(What is required)
Copy out the whole text below about SQL Server's two-digit year cutoff, word for word and with nothing left out.

I have run into a SQL snippet including date conversion with 6 digits in the format of YYMMDD
.
SELECT CONVERT(DATETIME, '6011' + '01') AS testingdate
Why doesn't the followed query yield 2060-11-01
while '2011' + '01'
yields 2020-11-01
?
As @Squirrel commented, behavior for interpreting ambiguous 2-digit years is controlled by the 2 digit year cut-off configuration value . The value specifies an integer from 1753 to 9999 that represents the cutoff year for interpreting two-digit years as four-digit years, with a default configuration value of 2049.
The code below shows the behavior with default and custom 2 digit year cut-off values.
EXEC sp_configure 'show',1;
RECONFIGURE;
--default behavior: 2-digit years <= 49 use 20 as the century and > 49 use 19
EXEC sp_configure 'two digit year cutoff',2049;
RECONFIGURE;
GO
SELECT CAST('01-01-49' AS date); --2049-01-01
SELECT CAST('01-01-50' AS date); --1950-01-01
GO
----custom behavior: 2-digit years <= 49 use 19 as the century and > 49 use 18
EXEC sp_configure 'two digit year cutoff',1949;
RECONFIGURE;
GO
SELECT CAST('01-01-49' AS date); --1949-01-01
SELECT CAST('01-01-50' AS date); --1850-01-01
GO
----custom behavior: 2-digit years <= 49 use 21 as the century and > 49 use 20
EXEC sp_configure 'two digit year cutoff',2149;
RECONFIGURE;
GO
SELECT CAST('01-01-49' AS date); --2149-01-01
SELECT CAST('01-01-50' AS date); --2050-01-01
GO
--revert to recommended default value
EXEC sp_configure 'two digit year cutoff',2049;
RECONFIGURE;
GO
2-digit year cut-off is a kludge work-around for short-sighted programming practices of the past, IMHO. I suggest one follow the recommendation from the referenced documentation page so that ancestors don't inherit a Y2.1K problem:
To avoid ambiguity with dates, always use four-digit years in your data.

(Excerpted records)
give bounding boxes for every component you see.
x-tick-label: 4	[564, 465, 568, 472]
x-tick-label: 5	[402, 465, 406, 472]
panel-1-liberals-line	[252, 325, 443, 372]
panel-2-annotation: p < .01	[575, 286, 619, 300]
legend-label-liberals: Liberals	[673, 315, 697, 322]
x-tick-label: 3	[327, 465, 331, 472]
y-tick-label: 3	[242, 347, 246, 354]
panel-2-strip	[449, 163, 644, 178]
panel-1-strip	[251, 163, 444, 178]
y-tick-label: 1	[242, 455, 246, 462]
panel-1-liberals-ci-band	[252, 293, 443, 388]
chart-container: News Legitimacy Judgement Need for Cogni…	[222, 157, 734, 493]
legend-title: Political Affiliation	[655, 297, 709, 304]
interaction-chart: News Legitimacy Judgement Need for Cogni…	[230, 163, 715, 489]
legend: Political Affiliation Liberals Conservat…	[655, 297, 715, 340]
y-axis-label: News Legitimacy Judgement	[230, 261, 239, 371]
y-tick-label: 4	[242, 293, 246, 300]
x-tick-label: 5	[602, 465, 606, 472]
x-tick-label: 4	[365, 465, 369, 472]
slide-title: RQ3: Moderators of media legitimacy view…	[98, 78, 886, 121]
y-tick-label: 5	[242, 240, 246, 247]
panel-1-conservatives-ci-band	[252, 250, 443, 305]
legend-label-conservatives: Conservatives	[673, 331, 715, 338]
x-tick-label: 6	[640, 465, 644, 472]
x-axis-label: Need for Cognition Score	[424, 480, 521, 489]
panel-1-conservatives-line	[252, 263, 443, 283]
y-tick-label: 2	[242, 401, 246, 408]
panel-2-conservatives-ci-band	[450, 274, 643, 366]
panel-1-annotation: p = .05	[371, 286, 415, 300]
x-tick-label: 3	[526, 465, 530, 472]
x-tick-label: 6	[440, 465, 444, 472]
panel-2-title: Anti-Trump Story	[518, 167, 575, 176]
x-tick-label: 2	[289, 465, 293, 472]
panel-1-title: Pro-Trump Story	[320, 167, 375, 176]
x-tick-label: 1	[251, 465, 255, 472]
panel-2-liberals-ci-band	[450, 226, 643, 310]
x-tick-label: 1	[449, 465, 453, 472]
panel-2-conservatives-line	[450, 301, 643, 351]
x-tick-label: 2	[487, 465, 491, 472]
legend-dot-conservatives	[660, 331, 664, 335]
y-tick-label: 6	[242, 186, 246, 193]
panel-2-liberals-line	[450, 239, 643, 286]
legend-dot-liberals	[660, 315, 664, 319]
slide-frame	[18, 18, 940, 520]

(Solution to this problem)
I have run into a SQL snippet including date conversion with 6 digits in the format of YYMMDD
.
SELECT CONVERT(DATETIME, '6011' + '01') AS testingdate
Why doesn't the followed query yield 2060-11-01
while '2011' + '01'
yields 2020-11-01
?
As @Squirrel commented, behavior for interpreting ambiguous 2-digit years is controlled by the 2 digit year cut-off configuration value . The value specifies an integer from 1753 to 9999 that represents the cutoff year for interpreting two-digit years as four-digit years, with a default configuration value of 2049.
The code below shows the behavior with default and custom 2 digit year cut-off values.
EXEC sp_configure 'show',1;
RECONFIGURE;
--default behavior: 2-digit years <= 49 use 20 as the century and > 49 use 19
EXEC sp_configure 'two digit year cutoff',2049;
RECONFIGURE;
GO
SELECT CAST('01-01-49' AS date); --2049-01-01
SELECT CAST('01-01-50' AS date); --1950-01-01
GO
----custom behavior: 2-digit years <= 49 use 19 as the century and > 49 use 18
EXEC sp_configure 'two digit year cutoff',1949;
RECONFIGURE;
GO
SELECT CAST('01-01-49' AS date); --1949-01-01
SELECT CAST('01-01-50' AS date); --1850-01-01
GO
----custom behavior: 2-digit years <= 49 use 21 as the century and > 49 use 20
EXEC sp_configure 'two digit year cutoff',2149;
RECONFIGURE;
GO
SELECT CAST('01-01-49' AS date); --2149-01-01
SELECT CAST('01-01-50' AS date); --2050-01-01
GO
--revert to recommended default value
EXEC sp_configure 'two digit year cutoff',2049;
RECONFIGURE;
GO
2-digit year cut-off is a kludge work-around for short-sighted programming practices of the past, IMHO. I suggest one follow the recommendation from the referenced documentation page so that ancestors don't inherit a Y2.1K problem:
To avoid ambiguity with dates, always use four-digit years in your data.